▸ Records excerpted from a collection:
####################
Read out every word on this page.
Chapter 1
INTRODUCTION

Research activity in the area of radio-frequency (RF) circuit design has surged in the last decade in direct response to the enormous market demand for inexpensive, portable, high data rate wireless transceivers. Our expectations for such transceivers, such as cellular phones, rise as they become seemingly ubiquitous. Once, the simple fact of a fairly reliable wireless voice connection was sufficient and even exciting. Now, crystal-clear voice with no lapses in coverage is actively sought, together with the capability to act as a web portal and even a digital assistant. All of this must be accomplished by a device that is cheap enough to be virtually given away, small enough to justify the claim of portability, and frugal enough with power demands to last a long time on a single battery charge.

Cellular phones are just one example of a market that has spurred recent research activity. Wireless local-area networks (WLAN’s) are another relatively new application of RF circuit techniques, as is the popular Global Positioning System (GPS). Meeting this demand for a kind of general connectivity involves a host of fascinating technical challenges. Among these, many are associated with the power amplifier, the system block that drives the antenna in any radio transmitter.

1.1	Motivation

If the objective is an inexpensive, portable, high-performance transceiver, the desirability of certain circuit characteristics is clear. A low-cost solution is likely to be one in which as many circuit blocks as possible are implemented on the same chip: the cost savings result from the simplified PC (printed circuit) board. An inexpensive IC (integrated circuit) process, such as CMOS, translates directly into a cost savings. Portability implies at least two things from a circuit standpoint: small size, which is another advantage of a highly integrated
####################
▸ Direction: Repeat the lines above exactly.

▸ Reply:
Read out every word on this page.
Chapter 1
INTRODUCTION

Research activity in the area of radio-frequency (RF) circuit design has surged in the last decade in direct response to the enormous market demand for inexpensive, portable, high data rate wireless transceivers. Our expectations for such transceivers, such as cellular phones, rise as they become seemingly ubiquitous. Once, the simple fact of a fairly reliable wireless voice connection was sufficient and even exciting. Now, crystal-clear voice with no lapses in coverage is actively sought, together with the capability to act as a web portal and even a digital assistant. All of this must be accomplished by a device that is cheap enough to be virtually given away, small enough to justify the claim of portability, and frugal enough with power demands to last a long time on a single battery charge.

Cellular phones are just one example of a market that has spurred recent research activity. Wireless local-area networks (WLAN’s) are another relatively new application of RF circuit techniques, as is the popular Global Positioning System (GPS). Meeting this demand for a kind of general connectivity involves a host of fascinating technical challenges. Among these, many are associated with the power amplifier, the system block that drives the antenna in any radio transmitter.

1.1	Motivation

If the objective is an inexpensive, portable, high-performance transceiver, the desirability of certain circuit characteristics is clear. A low-cost solution is likely to be one in which as many circuit blocks as possible are implemented on the same chip: the cost savings result from the simplified PC (printed circuit) board. An inexpensive IC (integrated circuit) process, such as CMOS, translates directly into a cost savings. Portability implies at least two things from a circuit standpoint: small size, which is another advantage of a highly integrated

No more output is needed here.